# [Task]
Lines containing the word "образованием" are to be located and copied.

# [Records to use]
====
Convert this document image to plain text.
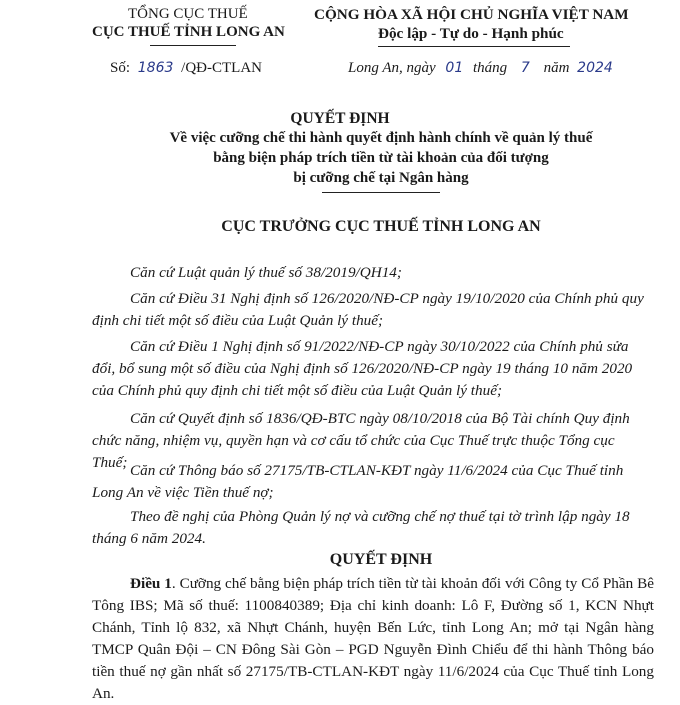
TỔNG CỤC THUẾ
CỤC THUẾ TỈNH LONG AN
CỘNG HÒA XÃ HỘI CHỦ NGHĨA VIỆT NAM
Độc lập - Tự do - Hạnh phúc
Số: 1863 /QĐ-CTLAN	Long An, ngày 01 tháng 7 năm 2024
QUYẾT ĐỊNH
Về việc cưỡng chế thi hành quyết định hành chính về quản lý thuế
bằng biện pháp trích tiền từ tài khoản của đối tượng
bị cưỡng chế tại Ngân hàng
CỤC TRƯỞNG CỤC THUẾ TỈNH LONG AN
Căn cứ Luật quản lý thuế số 38/2019/QH14;
Căn cứ Điều 31 Nghị định số 126/2020/NĐ-CP ngày 19/10/2020 của Chính phủ quy định chi tiết một số điều của Luật Quản lý thuế;
Căn cứ Điều 1 Nghị định số 91/2022/NĐ-CP ngày 30/10/2022 của Chính phủ sửa đổi, bổ sung một số điều của Nghị định số 126/2020/NĐ-CP ngày 19 tháng 10 năm 2020 của Chính phủ quy định chi tiết một số điều của Luật Quản lý thuế;
Căn cứ Quyết định số 1836/QĐ-BTC ngày 08/10/2018 của Bộ Tài chính Quy định chức năng, nhiệm vụ, quyền hạn và cơ cấu tổ chức của Cục Thuế trực thuộc Tổng cục Thuế; Căn cứ Thông báo số 27175/TB-CTLAN-KĐT ngày 11/6/2024 của Cục Thuế tỉnh Long An về việc Tiền thuế nợ;
Theo đề nghị của Phòng Quản lý nợ và cưỡng chế nợ thuế tại tờ trình lập ngày 18 tháng 6 năm 2024.
QUYẾT ĐỊNH
Điều 1. Cưỡng chế bằng biện pháp trích tiền từ tài khoản đối với Công ty Cổ Phần Bê Tông IBS; Mã số thuế: 1100840389; Địa chỉ kinh doanh: Lô F, Đường số 1, KCN Nhựt Chánh, Tỉnh lộ 832, xã Nhựt Chánh, huyện Bến Lức, tỉnh Long An; mở tại Ngân hàng TMCP Quân Đội – CN Đông Sài Gòn – PGD Nguyễn Đình Chiểu để thi hành Thông báo tiền thuế nợ gần nhất số 27175/TB-CTLAN-KĐT ngày 11/6/2024 của Cục Thuế tỉnh Long An.
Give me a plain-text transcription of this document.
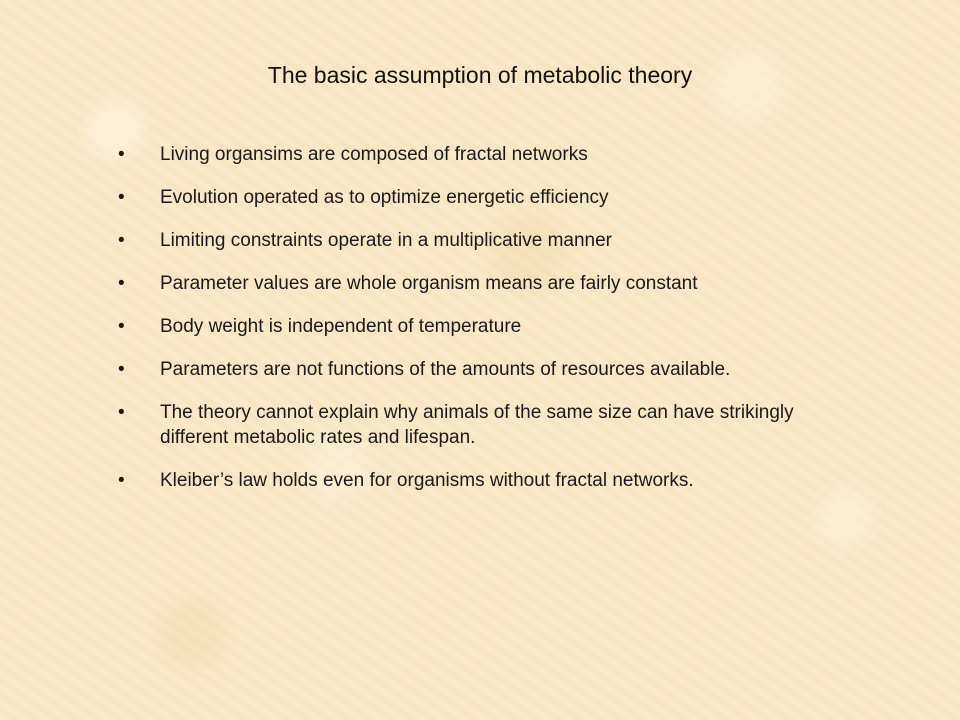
The basic assumption of metabolic theory
•	Living organsims are composed of fractal networks
•	Evolution operated as to optimize energetic efficiency
•	Limiting constraints operate in a multiplicative manner
•	Parameter values are whole organism means are fairly constant
•	Body weight is independent of temperature
•	Parameters are not functions of the amounts of resources available.
•	The theory cannot explain why animals of the same size can have strikingly different metabolic rates and lifespan.
•	Kleiber’s law holds even for organisms without fractal networks.
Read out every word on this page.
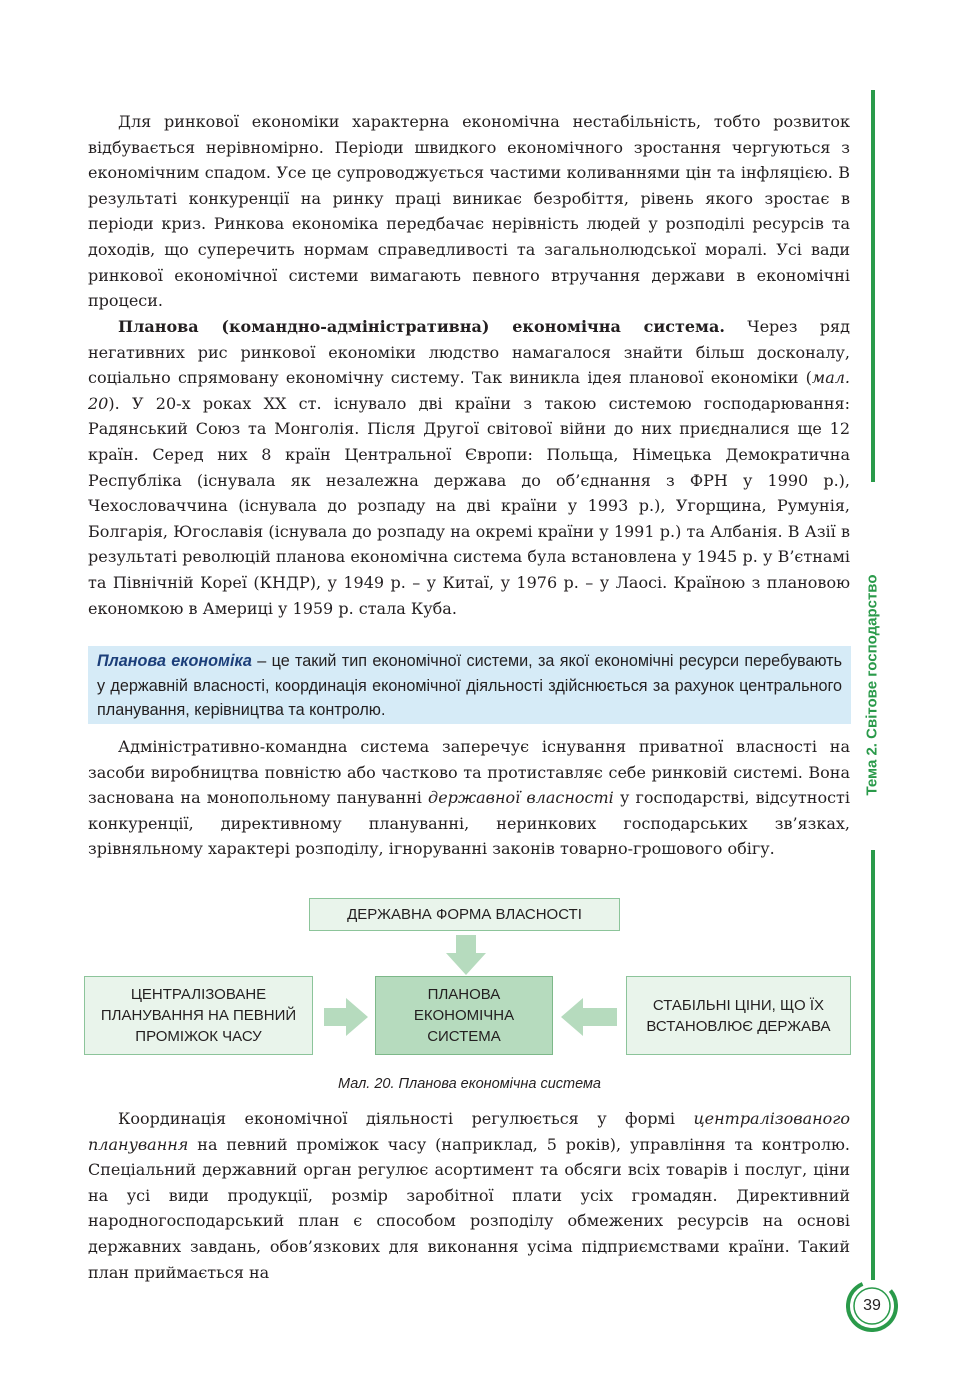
Тема 2. Світове господарство
39

Для ринкової економіки характерна економічна нестабільність, тобто розвиток відбувається нерівномірно. Періоди швидкого економічного зростання чергуються з економічним спадом. Усе це супроводжується частими коливаннями цін та інфляцією. В результаті конкуренції на ринку праці виникає безробіття, рівень якого зростає в періоди криз. Ринкова економіка передбачає нерівність людей у розподілі ресурсів та доходів, що суперечить нормам справедливості та загальнолюдської моралі. Усі вади ринкової економічної системи вимагають певного втручання держави в економічні процеси.

Планова (командно-адміністративна) економічна система. Через ряд негативних рис ринкової економіки людство намагалося знайти більш досконалу, соціально спрямовану економічну систему. Так виникла ідея планової економіки (мал. 20). У 20-х роках XX ст. існувало дві країни з такою системою господарювання: Радянський Союз та Монголія. Після Другої світової війни до них приєдналися ще 12 країн. Серед них 8 країн Центральної Європи: Польща, Німецька Демократична Республіка (існувала як незалежна держава до об’єднання з ФРН у 1990 р.), Чехословаччина (існувала до розпаду на дві країни у 1993 р.), Угорщина, Румунія, Болгарія, Югославія (існувала до розпаду на окремі країни у 1991 р.) та Албанія. В Азії в результаті революцій планова економічна система була встановлена у 1945 р. у В’єтнамі та Північній Кореї (КНДР), у 1949 р. – у Китаї, у 1976 р. – у Лаосі. Країною з плановою економкою в Америці у 1959 р. стала Куба.

Планова економіка – це такий тип економічної системи, за якої економічні ресурси перебувають у державній власності, координація економічної діяльності здійснюється за рахунок центрального планування, керівництва та контролю.

Адміністративно-командна система заперечує існування приватної власності на засоби виробництва повністю або частково та протиставляє себе ринковій системі. Вона заснована на монопольному пануванні державної власності у господарстві, відсутності конкуренції, директивному плануванні, неринкових господарських зв’язках, зрівняльному характері розподілу, ігноруванні законів товарно-грошового обігу.

ДЕРЖАВНА ФОРМА ВЛАСНОСТІ
ЦЕНТРАЛІЗОВАНЕ
ПЛАНУВАННЯ НА ПЕВНИЙ
ПРОМІЖОК ЧАСУ
ПЛАНОВА
ЕКОНОМІЧНА
СИСТЕМА
СТАБІЛЬНІ ЦІНИ, ЩО ЇХ
ВСТАНОВЛЮЄ ДЕРЖАВА
Мал. 20. Планова економічна система

Координація економічної діяльності регулюється у формі централізованого планування на певний проміжок часу (наприклад, 5 років), управління та контролю. Спеціальний державний орган регулює асортимент та обсяги всіх товарів і послуг, ціни на усі види продукції, розмір заробітної плати усіх громадян. Директивний народногосподарський план є способом розподілу обмежених ресурсів на основі державних завдань, обов’язкових для виконання усіма підприємствами країни. Такий план приймається на
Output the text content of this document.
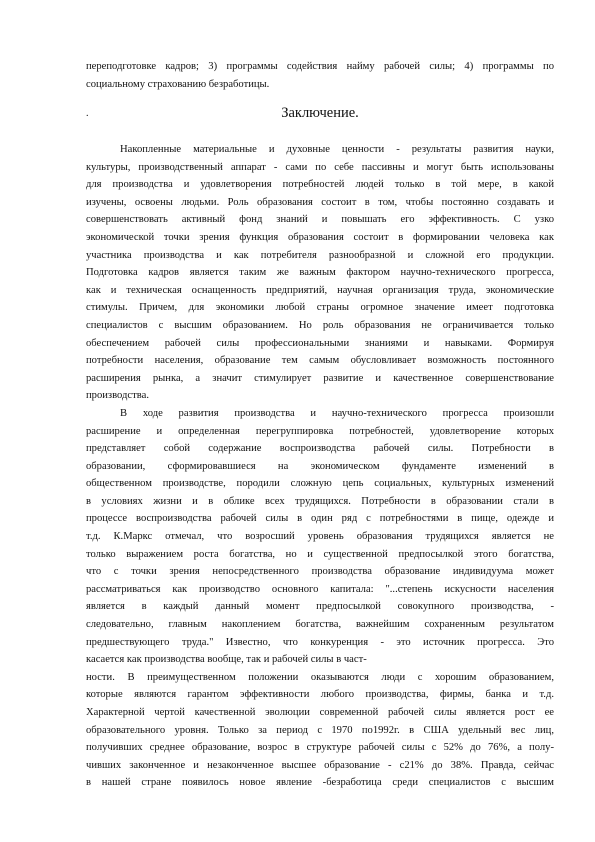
переподготовке кадров; 3) программы содействия найму рабочей силы; 4) программы по
социальному страхованию безработицы.
.	Заключение.
Накопленные материальные и духовные ценности - результаты развития науки,
культуры, производственный аппарат - сами по себе пассивны и могут быть использованы
для производства и удовлетворения потребностей людей только в той мере, в какой
изучены, освоены людьми. Роль образования состоит в том, чтобы постоянно создавать и
совершенствовать активный фонд знаний и повышать его эффективность. С узко
экономической точки зрения функция образования состоит в формировании человека как
участника производства и как потребителя разнообразной и сложной его продукции.
Подготовка кадров является таким же важным фактором научно-технического прогресса,
как и техническая оснащенность предприятий, научная организация труда, экономические
стимулы. Причем, для экономики любой страны огромное значение имеет подготовка
специалистов с высшим образованием. Но роль образования не ограничивается только
обеспечением рабочей силы профессиональными знаниями и навыками. Формируя
потребности населения, образование тем самым обусловливает возможность постоянного
расширения рынка, а значит стимулирует развитие и качественное совершенствование
производства.
В ходе развития производства и научно-технического прогресса произошли
расширение и определенная перегруппировка потребностей, удовлетворение которых
представляет собой содержание воспроизводства рабочей силы. Потребности в
образовании, сформировавшиеся на экономическом фундаменте изменений в
общественном производстве, породили сложную цепь социальных, культурных изменений
в условиях жизни и в облике всех трудящихся. Потребности в образовании стали в
процессе воспроизводства рабочей силы в один ряд с потребностями в пище, одежде и
т.д. К.Маркс отмечал, что возросший уровень образования трудящихся является не
только выражением роста богатства, но и существенной предпосылкой этого богатства,
что с точки зрения непосредственного производства образование индивидуума может
рассматриваться как производство основного капитала: "...степень искусности населения
является в каждый данный момент предпосылкой совокупного производства, -
следовательно, главным накоплением богатства, важнейшим сохраненным результатом
предшествующего труда." Известно, что конкуренция - это источник прогресса. Это
касается как производства вообще, так и рабочей силы в част-
ности. В преимущественном положении оказываются люди с хорошим образованием,
которые являются гарантом эффективности любого производства, фирмы, банка и т.д.
Характерной чертой качественной эволюции современной рабочей силы является рост ее
образовательного уровня. Только за период с 1970 по1992г. в США удельный вес лиц,
получивших среднее образование, возрос в структуре рабочей силы с 52% до 76%, а полу-
чивших законченное и незаконченное высшее образование - с21% до 38%. Правда, сейчас
в нашей стране появилось новое явление -безработица среди специалистов с высшим
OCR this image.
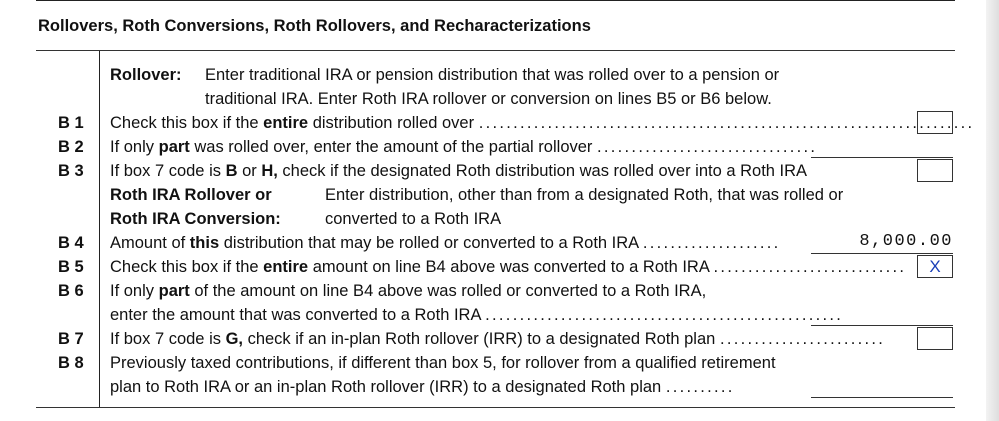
Rollovers, Roth Conversions, Roth Rollovers, and Recharacterizations
Rollover: Enter traditional IRA or pension distribution that was rolled over to a pension or
traditional IRA. Enter Roth IRA rollover or conversion on lines B5 or B6 below.
B 1 Check this box if the entire distribution rolled over ........................................................................
B 2 If only part was rolled over, enter the amount of the partial rollover ................................
B 3 If box 7 code is B or H, check if the designated Roth distribution was rolled over into a Roth IRA
Roth IRA Rollover or
Roth IRA Conversion:
Enter distribution, other than from a designated Roth, that was rolled or
converted to a Roth IRA
B 4 Amount of this distribution that may be rolled or converted to a Roth IRA ....................	8,000.00
B 5 Check this box if the entire amount on line B4 above was converted to a Roth IRA ............................	X
B 6 If only part of the amount on line B4 above was rolled or converted to a Roth IRA,
enter the amount that was converted to a Roth IRA ....................................................
B 7 If box 7 code is G, check if an in-plan Roth rollover (IRR) to a designated Roth plan ........................
B 8 Previously taxed contributions, if different than box 5, for rollover from a qualified retirement
plan to Roth IRA or an in-plan Roth rollover (IRR) to a designated Roth plan ..........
====
# [Answer to this task]
специалистов с высшим образованием. Но роль образования не ограничивается только
ности. В преимущественном положении оказываются люди с хорошим образованием,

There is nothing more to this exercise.